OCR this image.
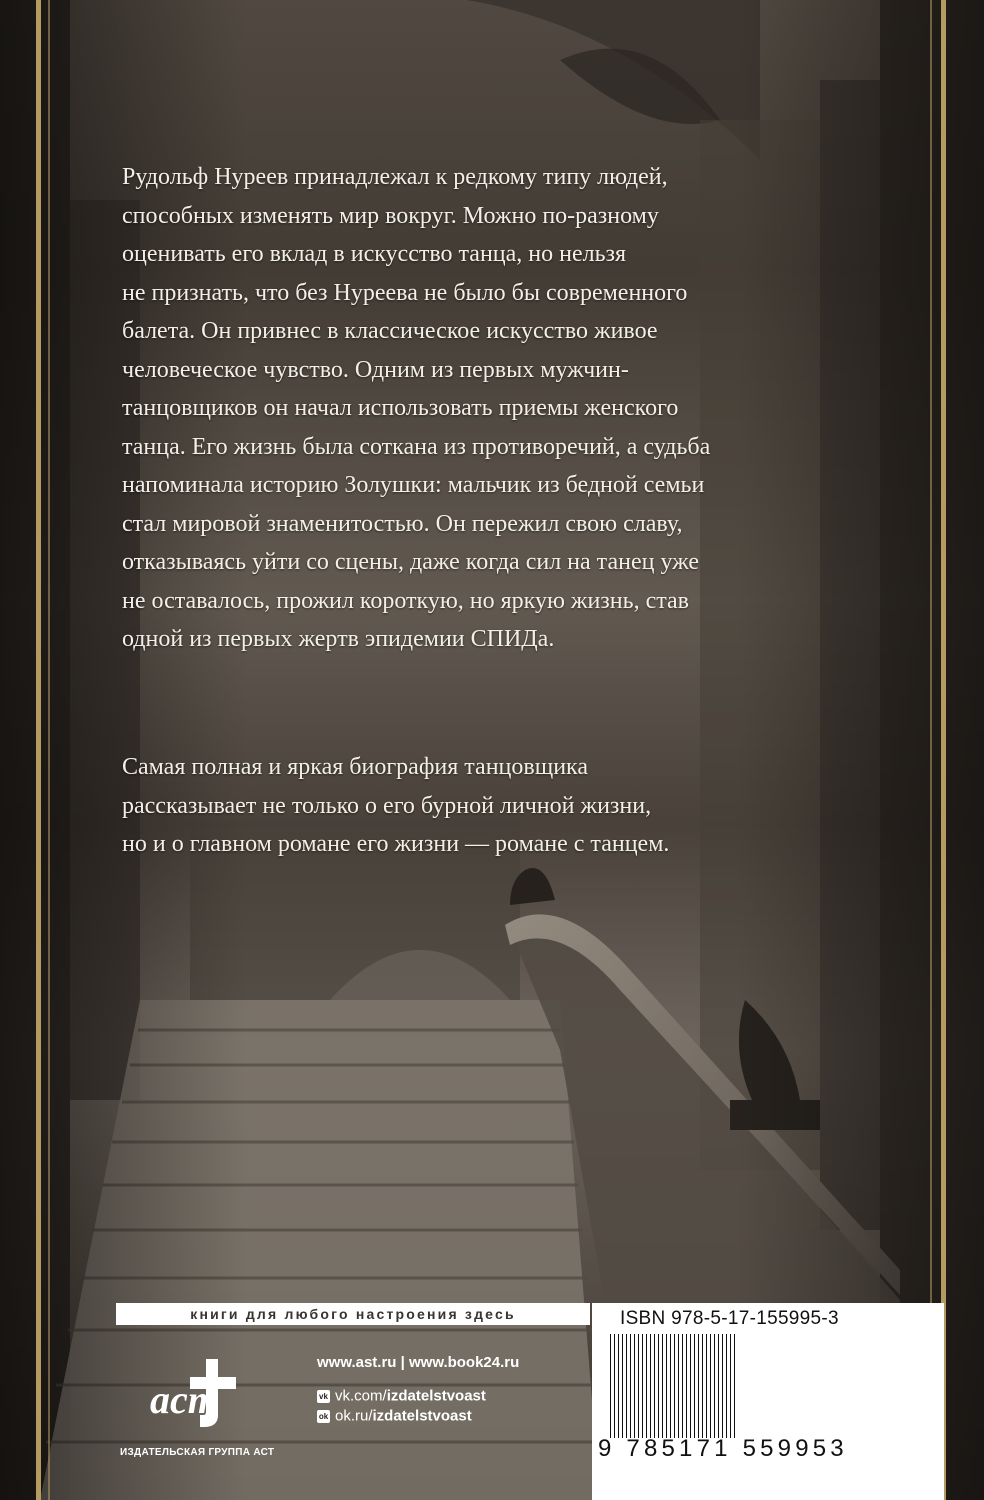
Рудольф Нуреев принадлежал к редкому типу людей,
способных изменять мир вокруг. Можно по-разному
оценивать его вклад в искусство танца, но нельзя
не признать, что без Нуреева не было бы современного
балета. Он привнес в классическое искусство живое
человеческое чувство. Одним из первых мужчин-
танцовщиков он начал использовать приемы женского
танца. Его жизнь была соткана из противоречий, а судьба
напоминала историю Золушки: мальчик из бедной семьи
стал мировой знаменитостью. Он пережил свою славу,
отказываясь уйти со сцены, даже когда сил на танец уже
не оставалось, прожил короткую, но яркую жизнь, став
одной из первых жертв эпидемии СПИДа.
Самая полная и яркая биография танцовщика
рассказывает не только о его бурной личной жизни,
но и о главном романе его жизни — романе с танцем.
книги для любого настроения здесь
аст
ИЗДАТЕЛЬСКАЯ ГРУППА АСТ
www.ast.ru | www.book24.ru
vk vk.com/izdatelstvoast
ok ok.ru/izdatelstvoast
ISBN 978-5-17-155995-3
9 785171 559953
----
- **Exercise aim**: Write the full listing out again with every line unchanged, but include no pictures.

- **Expected answer**:
OCR this image.
Рудольф Нуреев принадлежал к редкому типу людей,
способных изменять мир вокруг. Можно по-разному
оценивать его вклад в искусство танца, но нельзя
не признать, что без Нуреева не было бы современного
балета. Он привнес в классическое искусство живое
человеческое чувство. Одним из первых мужчин-
танцовщиков он начал использовать приемы женского
танца. Его жизнь была соткана из противоречий, а судьба
напоминала историю Золушки: мальчик из бедной семьи
стал мировой знаменитостью. Он пережил свою славу,
отказываясь уйти со сцены, даже когда сил на танец уже
не оставалось, прожил короткую, но яркую жизнь, став
одной из первых жертв эпидемии СПИДа.
Самая полная и яркая биография танцовщика
рассказывает не только о его бурной личной жизни,
но и о главном романе его жизни — романе с танцем.
книги для любого настроения здесь
аст
ИЗДАТЕЛЬСКАЯ ГРУППА АСТ
www.ast.ru | www.book24.ru
vk vk.com/izdatelstvoast
ok ok.ru/izdatelstvoast
ISBN 978-5-17-155995-3
9 785171 559953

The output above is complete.